What you will do
Extract each line where the string "tensorboard" shows up.

Records shown
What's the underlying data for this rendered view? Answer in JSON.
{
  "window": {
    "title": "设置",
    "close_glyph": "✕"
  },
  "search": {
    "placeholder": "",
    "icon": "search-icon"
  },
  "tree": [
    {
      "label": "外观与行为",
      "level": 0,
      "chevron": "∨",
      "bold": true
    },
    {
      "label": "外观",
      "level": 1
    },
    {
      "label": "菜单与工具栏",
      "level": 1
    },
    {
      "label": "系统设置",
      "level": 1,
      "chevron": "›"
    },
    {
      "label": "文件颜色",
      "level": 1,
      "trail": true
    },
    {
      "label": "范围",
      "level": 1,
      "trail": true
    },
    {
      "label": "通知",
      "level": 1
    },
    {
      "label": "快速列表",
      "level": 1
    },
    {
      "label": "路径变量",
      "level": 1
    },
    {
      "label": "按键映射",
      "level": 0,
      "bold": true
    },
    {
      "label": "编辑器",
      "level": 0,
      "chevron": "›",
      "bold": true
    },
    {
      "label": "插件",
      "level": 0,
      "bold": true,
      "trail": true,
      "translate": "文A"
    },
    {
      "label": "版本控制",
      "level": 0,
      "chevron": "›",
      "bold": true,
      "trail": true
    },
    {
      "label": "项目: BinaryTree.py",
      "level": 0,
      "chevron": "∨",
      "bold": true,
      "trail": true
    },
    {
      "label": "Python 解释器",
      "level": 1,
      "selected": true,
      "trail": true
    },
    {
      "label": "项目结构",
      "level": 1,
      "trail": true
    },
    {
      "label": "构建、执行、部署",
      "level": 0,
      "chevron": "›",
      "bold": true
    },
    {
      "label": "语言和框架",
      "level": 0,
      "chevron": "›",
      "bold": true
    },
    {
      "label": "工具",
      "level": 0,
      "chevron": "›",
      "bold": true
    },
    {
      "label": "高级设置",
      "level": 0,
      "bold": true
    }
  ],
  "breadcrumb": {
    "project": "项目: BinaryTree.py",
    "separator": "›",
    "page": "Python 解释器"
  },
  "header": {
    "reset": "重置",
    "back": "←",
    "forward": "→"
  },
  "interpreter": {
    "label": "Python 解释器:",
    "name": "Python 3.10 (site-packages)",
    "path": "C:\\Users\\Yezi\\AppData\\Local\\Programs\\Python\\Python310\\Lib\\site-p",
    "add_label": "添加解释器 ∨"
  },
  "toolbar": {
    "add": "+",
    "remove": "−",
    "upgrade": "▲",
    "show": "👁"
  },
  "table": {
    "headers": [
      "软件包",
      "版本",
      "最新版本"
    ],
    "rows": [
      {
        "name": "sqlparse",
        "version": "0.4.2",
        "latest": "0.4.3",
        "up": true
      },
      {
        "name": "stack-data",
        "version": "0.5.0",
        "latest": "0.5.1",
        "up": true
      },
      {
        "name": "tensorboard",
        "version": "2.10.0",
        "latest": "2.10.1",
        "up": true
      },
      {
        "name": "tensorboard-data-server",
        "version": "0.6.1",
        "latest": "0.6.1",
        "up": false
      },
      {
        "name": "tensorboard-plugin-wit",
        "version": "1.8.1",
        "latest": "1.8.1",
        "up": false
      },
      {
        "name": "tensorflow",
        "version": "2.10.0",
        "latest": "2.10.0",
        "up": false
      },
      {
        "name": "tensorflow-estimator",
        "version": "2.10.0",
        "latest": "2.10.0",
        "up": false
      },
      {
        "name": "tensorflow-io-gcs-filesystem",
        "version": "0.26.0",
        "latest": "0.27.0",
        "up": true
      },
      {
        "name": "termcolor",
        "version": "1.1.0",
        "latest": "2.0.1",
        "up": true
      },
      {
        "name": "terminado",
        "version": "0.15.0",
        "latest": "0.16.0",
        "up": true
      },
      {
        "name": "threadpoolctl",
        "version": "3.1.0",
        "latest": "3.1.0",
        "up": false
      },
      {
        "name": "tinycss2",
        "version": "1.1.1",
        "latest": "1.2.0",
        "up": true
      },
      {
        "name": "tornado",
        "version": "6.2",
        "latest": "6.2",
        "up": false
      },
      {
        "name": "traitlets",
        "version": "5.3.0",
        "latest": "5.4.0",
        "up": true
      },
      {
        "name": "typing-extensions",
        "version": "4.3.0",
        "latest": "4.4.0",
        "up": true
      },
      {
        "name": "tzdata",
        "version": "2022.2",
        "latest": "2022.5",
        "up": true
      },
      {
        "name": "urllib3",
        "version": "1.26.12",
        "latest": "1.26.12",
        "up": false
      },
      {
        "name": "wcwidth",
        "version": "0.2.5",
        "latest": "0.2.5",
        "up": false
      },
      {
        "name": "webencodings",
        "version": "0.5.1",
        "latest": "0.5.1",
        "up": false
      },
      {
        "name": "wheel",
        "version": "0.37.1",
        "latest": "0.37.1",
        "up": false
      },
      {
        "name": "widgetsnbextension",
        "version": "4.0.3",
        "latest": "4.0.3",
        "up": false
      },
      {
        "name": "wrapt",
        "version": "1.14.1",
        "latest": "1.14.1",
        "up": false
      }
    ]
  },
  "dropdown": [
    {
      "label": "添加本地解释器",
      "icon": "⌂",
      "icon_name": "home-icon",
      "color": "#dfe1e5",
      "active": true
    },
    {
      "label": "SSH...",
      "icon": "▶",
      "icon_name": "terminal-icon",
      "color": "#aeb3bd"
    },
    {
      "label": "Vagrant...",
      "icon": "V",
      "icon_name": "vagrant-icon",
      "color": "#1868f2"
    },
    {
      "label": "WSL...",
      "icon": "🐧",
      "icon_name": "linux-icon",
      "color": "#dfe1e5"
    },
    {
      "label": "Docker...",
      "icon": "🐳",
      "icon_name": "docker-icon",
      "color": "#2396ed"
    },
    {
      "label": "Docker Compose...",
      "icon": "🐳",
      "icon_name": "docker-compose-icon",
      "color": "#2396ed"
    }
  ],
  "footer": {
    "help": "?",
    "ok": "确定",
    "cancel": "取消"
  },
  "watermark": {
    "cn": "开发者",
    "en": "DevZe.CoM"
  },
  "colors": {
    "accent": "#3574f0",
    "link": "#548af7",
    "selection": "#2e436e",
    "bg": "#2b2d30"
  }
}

The completed task
        "name": "tensorboard",
        "name": "tensorboard-data-server",
        "name": "tensorboard-plugin-wit",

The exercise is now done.